WRITTEN INSTRUCTION
Where a line holds the word "détaillants", copy that line.

Stored records
>>>>>

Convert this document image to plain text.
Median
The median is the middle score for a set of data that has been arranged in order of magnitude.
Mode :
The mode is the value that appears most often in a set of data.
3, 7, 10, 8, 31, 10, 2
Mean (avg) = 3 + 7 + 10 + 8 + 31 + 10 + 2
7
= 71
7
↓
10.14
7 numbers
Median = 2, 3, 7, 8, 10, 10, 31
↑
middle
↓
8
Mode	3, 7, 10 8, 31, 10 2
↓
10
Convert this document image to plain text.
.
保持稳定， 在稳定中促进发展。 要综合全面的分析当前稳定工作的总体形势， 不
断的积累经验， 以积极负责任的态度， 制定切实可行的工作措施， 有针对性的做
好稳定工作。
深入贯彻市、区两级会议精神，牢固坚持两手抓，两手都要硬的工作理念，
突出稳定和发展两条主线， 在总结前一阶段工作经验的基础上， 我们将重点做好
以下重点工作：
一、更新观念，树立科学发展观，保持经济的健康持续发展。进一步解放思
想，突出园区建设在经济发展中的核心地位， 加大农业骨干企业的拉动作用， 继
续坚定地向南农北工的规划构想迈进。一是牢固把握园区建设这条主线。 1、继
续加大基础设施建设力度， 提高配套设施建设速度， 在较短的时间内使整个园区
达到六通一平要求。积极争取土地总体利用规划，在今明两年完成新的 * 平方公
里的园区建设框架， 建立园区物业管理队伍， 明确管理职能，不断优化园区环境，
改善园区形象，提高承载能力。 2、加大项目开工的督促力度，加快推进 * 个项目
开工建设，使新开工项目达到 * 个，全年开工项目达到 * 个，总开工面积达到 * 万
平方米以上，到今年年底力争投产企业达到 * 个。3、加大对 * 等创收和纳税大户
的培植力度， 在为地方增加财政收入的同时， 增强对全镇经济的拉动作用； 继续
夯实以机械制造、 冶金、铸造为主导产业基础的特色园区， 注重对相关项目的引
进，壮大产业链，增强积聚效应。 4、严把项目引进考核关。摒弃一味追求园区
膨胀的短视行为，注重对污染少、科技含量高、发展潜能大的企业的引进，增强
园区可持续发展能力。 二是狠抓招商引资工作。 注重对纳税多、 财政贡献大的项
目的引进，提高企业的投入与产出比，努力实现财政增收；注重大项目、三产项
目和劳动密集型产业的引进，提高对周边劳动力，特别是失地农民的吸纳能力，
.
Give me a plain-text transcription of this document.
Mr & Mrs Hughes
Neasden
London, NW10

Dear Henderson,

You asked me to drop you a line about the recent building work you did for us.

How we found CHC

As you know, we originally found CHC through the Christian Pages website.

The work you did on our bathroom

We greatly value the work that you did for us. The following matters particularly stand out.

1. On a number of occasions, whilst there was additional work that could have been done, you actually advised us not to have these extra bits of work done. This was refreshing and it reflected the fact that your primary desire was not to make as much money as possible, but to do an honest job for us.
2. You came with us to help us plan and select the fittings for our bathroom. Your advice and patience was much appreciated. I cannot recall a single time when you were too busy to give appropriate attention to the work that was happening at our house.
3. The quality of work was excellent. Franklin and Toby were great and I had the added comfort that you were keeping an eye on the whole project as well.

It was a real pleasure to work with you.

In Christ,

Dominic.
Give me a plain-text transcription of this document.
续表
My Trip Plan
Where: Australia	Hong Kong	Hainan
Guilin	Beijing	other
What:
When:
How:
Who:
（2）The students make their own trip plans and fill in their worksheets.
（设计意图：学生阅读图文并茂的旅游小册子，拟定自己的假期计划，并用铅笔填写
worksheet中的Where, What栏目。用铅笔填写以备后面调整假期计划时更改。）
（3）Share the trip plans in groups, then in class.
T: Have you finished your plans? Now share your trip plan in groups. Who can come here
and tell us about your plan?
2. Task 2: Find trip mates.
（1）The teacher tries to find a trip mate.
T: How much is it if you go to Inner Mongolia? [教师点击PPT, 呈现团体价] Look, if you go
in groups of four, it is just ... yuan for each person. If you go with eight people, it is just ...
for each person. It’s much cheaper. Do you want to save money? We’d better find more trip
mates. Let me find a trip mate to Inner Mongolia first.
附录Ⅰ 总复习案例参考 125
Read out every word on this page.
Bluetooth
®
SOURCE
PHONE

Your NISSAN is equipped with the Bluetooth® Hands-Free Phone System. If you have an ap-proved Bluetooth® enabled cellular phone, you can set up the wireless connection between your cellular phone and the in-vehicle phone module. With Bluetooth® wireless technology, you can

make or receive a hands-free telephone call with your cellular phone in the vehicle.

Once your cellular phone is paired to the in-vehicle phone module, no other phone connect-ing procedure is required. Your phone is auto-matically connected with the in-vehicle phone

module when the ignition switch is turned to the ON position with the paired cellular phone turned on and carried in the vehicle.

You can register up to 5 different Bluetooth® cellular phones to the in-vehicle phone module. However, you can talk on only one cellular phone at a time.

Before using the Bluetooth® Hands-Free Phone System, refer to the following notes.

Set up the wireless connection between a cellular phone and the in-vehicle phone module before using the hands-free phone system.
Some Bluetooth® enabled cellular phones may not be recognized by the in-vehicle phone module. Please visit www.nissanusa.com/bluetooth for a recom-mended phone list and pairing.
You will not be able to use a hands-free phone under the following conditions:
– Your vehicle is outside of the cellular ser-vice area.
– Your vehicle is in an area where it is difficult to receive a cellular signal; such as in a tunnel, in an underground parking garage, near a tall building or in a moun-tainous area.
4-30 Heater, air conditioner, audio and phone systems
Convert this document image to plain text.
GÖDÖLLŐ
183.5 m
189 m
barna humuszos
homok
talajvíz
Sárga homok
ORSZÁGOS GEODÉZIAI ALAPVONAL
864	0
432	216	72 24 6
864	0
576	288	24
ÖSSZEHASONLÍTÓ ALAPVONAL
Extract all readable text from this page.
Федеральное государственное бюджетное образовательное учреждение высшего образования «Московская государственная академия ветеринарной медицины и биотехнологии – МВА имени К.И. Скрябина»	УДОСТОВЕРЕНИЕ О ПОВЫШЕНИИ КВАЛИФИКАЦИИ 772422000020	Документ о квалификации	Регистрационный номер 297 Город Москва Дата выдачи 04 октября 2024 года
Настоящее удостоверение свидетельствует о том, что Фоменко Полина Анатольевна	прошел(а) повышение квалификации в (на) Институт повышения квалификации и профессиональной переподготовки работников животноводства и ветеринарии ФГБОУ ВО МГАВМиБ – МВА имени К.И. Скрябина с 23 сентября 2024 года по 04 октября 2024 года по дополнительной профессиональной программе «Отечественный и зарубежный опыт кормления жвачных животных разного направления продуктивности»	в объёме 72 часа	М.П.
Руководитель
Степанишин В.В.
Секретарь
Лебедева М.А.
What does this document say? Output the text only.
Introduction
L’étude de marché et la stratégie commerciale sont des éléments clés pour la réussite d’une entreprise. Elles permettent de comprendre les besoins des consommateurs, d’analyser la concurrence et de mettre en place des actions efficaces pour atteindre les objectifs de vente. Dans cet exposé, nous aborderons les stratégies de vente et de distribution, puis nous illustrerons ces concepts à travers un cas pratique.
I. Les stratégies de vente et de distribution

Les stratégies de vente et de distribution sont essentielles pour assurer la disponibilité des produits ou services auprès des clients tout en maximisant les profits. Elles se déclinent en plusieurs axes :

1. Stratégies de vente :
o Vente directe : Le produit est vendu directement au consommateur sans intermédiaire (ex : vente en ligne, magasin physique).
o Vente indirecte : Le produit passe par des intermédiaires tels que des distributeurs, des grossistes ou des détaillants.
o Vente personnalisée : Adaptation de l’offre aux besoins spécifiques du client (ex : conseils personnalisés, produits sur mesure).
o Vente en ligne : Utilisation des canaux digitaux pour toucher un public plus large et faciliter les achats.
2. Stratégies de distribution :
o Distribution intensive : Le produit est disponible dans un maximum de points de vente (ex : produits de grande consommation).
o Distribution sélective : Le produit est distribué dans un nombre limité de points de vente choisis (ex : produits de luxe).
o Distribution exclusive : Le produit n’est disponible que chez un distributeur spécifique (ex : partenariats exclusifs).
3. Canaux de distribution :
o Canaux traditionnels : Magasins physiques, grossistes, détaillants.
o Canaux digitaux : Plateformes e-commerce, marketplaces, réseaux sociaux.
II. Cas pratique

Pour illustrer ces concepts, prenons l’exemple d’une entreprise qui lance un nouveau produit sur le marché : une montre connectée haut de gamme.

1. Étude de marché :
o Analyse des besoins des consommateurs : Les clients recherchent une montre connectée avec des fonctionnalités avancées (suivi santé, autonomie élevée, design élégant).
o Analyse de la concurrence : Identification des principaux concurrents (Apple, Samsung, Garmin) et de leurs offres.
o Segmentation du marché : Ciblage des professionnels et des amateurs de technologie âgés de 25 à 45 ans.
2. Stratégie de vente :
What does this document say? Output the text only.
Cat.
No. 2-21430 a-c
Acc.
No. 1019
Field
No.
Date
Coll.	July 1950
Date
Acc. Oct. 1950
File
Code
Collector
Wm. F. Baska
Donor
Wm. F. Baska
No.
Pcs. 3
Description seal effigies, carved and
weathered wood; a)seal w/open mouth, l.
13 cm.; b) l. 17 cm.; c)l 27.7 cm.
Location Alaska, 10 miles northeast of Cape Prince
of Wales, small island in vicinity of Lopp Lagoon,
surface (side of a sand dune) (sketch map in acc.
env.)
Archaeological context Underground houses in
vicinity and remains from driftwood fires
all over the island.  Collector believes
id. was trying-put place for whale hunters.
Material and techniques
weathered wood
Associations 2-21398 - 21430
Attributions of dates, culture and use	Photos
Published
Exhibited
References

<<<<<

THE COMPLETED TASK
o Vente indirecte : Le produit passe par des intermédiaires tels que des distributeurs, des grossistes ou des détaillants.
o Canaux traditionnels : Magasins physiques, grossistes, détaillants.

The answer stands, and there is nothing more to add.